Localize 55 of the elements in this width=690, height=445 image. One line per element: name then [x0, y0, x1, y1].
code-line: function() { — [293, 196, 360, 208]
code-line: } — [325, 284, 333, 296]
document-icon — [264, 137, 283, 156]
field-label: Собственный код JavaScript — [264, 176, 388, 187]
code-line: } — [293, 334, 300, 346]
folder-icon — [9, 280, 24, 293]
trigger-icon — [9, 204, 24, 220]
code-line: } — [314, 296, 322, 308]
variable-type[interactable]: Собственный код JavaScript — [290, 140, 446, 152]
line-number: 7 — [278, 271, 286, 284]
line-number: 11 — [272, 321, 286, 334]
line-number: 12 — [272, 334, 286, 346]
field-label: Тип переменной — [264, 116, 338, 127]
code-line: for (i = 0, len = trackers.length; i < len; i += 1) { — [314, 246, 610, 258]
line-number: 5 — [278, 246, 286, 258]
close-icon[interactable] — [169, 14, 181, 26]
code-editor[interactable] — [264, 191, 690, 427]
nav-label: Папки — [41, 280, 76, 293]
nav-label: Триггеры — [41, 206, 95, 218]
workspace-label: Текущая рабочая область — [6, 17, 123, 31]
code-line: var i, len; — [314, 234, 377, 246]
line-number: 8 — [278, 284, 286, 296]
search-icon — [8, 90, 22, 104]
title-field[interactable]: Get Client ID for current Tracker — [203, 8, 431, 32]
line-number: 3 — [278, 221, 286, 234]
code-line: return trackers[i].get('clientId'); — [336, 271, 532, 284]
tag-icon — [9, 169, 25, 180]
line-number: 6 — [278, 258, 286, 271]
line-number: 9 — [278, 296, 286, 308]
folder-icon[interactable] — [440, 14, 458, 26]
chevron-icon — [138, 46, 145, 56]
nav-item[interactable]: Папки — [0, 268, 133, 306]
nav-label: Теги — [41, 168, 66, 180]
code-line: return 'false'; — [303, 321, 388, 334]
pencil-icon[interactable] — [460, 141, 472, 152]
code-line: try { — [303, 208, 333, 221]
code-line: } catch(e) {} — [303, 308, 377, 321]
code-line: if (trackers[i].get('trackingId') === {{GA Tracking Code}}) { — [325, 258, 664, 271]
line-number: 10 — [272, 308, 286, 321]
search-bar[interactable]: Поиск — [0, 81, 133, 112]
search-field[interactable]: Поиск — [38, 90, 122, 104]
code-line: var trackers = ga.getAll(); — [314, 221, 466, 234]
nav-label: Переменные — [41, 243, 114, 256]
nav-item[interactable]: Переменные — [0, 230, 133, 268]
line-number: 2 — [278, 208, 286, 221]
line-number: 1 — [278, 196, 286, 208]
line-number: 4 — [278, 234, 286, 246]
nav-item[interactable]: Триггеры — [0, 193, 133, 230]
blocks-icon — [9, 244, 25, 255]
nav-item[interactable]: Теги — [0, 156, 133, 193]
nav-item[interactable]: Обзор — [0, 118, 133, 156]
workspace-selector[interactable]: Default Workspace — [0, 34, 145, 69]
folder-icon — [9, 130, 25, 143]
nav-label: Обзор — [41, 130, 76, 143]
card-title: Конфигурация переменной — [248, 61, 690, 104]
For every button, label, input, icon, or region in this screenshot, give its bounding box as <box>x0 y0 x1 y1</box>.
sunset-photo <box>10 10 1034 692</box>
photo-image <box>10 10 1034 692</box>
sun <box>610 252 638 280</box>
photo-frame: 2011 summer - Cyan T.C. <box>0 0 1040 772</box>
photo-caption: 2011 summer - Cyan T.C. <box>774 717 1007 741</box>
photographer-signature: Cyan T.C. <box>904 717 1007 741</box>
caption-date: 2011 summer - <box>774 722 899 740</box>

+===+

**Do this**
Print the data word for word, starting at its first line and ending with the line containing "search-icon — [8, 90, 22, 104]", that line included.

**Exercise answer**
Localize 55 of the elements in this width=690, height=445 image. One line per element: name then [x0, y0, x1, y1].
code-line: function() { — [293, 196, 360, 208]
code-line: } — [325, 284, 333, 296]
document-icon — [264, 137, 283, 156]
field-label: Собственный код JavaScript — [264, 176, 388, 187]
code-line: } — [293, 334, 300, 346]
folder-icon — [9, 280, 24, 293]
trigger-icon — [9, 204, 24, 220]
code-line: } — [314, 296, 322, 308]
variable-type[interactable]: Собственный код JavaScript — [290, 140, 446, 152]
line-number: 7 — [278, 271, 286, 284]
line-number: 11 — [272, 321, 286, 334]
line-number: 12 — [272, 334, 286, 346]
field-label: Тип переменной — [264, 116, 338, 127]
code-line: for (i = 0, len = trackers.length; i < len; i += 1) { — [314, 246, 610, 258]
line-number: 5 — [278, 246, 286, 258]
close-icon[interactable] — [169, 14, 181, 26]
code-editor[interactable] — [264, 191, 690, 427]
nav-label: Папки — [41, 280, 76, 293]
nav-label: Триггеры — [41, 206, 95, 218]
workspace-label: Текущая рабочая область — [6, 17, 123, 31]
code-line: var i, len; — [314, 234, 377, 246]
line-number: 8 — [278, 284, 286, 296]
search-icon — [8, 90, 22, 104]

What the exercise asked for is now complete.